> [GOAL OF THE EXERCISE]: Spot every line with the word "this" and return it.

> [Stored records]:
[start]

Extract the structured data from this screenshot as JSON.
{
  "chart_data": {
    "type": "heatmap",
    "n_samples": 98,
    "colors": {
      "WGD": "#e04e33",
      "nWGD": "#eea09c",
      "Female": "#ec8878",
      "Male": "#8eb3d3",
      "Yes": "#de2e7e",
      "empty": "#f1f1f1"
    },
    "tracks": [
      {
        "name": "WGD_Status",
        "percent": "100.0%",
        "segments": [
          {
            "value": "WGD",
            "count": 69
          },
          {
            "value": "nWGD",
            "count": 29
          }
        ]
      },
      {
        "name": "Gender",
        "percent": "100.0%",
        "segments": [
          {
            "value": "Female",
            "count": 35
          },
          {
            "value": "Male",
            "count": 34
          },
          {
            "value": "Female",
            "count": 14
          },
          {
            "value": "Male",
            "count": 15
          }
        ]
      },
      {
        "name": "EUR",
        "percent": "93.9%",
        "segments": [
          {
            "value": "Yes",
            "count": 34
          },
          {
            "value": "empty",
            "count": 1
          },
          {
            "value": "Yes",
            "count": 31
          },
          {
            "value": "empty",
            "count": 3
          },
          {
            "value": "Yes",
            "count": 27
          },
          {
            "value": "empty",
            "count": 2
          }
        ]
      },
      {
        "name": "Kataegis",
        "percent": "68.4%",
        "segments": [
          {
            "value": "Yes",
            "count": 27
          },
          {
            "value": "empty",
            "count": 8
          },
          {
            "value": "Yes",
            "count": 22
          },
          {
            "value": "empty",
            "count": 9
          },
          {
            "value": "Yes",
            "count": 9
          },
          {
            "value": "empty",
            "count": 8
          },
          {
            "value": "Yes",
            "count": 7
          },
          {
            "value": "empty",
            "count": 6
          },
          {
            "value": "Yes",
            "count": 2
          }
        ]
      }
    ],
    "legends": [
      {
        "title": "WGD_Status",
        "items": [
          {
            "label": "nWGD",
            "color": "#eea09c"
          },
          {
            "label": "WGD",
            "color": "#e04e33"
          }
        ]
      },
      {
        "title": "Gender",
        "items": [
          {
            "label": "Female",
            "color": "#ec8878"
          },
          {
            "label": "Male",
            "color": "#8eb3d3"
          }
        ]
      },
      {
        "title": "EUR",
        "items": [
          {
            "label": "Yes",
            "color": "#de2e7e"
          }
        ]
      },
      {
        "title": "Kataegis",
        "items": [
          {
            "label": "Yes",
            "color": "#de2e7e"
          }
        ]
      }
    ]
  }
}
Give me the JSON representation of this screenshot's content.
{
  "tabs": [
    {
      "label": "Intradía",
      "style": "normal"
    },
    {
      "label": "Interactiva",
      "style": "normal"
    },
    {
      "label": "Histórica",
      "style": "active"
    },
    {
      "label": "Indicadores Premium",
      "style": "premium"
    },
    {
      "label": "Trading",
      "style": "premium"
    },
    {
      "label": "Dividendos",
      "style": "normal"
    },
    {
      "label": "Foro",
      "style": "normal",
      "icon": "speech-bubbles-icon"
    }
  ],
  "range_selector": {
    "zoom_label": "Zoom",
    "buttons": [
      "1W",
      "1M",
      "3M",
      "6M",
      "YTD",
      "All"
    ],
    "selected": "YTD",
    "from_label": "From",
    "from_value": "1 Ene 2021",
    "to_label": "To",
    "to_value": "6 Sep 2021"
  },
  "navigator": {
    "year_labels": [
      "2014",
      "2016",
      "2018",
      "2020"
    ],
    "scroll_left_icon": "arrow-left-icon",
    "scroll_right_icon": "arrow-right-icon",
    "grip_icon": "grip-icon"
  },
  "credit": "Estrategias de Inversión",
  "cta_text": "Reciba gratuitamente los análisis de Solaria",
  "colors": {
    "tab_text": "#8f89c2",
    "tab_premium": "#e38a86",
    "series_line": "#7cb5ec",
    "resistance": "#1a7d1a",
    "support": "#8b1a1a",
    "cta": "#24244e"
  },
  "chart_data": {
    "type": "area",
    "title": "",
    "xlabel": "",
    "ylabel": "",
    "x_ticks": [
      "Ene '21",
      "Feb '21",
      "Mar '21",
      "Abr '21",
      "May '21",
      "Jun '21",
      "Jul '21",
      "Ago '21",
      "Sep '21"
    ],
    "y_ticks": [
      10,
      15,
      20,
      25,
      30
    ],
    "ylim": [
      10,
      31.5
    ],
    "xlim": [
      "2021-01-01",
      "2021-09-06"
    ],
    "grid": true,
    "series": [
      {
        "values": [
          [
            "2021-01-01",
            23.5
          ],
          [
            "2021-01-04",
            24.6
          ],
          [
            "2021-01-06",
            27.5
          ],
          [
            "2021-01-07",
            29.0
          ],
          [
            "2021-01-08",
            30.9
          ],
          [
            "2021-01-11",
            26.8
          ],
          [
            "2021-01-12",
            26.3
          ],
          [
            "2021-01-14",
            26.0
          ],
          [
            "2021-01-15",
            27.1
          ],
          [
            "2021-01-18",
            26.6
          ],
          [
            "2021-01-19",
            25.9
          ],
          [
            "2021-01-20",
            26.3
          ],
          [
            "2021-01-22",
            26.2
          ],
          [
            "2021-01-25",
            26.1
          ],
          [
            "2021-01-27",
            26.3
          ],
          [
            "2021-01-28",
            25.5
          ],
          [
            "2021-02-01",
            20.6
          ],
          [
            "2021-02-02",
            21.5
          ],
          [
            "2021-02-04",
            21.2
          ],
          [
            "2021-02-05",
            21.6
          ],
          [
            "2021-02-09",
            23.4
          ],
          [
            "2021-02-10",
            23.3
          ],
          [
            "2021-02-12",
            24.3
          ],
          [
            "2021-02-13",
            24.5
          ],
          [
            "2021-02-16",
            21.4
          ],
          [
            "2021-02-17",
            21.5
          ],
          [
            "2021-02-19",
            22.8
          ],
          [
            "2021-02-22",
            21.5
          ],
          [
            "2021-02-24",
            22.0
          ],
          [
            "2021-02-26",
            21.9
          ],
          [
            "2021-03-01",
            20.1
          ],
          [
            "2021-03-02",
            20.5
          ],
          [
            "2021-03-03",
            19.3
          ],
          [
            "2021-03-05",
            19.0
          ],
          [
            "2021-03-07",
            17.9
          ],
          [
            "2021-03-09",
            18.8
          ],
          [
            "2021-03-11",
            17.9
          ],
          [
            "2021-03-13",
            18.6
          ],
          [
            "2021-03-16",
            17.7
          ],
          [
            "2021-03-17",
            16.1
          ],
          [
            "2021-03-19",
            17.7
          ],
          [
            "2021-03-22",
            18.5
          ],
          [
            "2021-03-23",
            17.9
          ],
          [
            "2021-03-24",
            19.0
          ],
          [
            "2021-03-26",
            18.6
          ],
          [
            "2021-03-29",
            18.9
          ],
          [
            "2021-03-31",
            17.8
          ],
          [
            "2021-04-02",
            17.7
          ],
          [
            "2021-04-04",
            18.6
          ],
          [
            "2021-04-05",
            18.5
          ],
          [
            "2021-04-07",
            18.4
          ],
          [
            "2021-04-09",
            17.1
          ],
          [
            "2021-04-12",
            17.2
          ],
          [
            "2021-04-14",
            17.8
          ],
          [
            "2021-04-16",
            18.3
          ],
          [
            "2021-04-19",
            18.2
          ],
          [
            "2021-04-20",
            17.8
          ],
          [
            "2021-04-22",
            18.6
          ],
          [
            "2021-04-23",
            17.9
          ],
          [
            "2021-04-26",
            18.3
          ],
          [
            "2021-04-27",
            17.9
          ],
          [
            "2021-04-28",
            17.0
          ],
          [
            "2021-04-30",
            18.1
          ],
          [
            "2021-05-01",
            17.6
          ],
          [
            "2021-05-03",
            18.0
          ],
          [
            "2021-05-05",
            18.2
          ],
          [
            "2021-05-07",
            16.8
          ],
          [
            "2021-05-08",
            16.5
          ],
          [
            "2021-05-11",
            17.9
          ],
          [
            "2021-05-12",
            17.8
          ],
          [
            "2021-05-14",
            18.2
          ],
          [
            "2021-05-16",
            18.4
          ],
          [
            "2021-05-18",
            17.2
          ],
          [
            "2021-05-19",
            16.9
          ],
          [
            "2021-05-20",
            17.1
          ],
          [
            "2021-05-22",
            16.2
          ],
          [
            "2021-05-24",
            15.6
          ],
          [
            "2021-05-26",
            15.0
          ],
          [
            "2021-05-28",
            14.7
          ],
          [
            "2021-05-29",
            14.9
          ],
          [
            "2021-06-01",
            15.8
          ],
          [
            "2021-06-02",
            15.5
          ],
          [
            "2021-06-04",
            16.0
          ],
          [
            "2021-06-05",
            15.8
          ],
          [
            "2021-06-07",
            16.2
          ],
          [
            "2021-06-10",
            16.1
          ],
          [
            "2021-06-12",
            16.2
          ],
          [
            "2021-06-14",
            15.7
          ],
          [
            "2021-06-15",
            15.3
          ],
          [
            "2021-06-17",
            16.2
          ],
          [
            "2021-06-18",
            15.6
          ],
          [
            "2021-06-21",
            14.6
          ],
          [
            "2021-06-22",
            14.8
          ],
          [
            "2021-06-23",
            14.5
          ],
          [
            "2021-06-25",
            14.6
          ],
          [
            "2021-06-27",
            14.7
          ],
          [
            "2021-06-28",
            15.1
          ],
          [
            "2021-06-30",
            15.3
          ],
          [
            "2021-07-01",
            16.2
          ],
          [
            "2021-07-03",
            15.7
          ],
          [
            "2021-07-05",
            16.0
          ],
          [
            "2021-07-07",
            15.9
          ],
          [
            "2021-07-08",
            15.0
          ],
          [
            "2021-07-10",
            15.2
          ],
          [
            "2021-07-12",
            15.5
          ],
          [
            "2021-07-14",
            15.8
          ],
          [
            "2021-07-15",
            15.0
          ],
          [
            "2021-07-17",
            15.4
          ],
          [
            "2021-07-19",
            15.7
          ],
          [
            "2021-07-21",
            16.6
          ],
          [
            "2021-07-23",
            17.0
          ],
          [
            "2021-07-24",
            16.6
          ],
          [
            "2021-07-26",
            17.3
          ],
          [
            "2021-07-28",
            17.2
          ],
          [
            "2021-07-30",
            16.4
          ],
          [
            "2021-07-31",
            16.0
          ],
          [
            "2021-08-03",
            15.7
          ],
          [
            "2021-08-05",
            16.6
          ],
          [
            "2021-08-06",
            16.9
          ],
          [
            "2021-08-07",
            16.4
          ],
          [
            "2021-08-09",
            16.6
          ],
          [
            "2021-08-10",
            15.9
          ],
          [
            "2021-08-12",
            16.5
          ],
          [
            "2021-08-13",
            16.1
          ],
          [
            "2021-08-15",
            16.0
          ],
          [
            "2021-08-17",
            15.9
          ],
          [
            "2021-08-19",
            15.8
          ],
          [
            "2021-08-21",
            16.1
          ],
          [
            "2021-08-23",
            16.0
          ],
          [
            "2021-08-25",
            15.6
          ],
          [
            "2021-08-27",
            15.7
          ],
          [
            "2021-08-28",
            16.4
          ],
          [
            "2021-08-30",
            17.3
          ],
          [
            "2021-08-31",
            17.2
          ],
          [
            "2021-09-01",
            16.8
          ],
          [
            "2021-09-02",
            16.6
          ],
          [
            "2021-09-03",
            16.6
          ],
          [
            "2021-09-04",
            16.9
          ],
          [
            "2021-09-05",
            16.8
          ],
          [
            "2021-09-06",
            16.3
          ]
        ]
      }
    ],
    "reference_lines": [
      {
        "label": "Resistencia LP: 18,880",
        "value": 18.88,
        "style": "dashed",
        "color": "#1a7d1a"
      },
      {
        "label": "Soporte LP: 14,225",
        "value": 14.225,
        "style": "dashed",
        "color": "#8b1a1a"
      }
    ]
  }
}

[end]

> [EXERCISE OUTPUT]:
Extract the structured data from this screenshot as JSON.
Give me the JSON representation of this screenshot's content.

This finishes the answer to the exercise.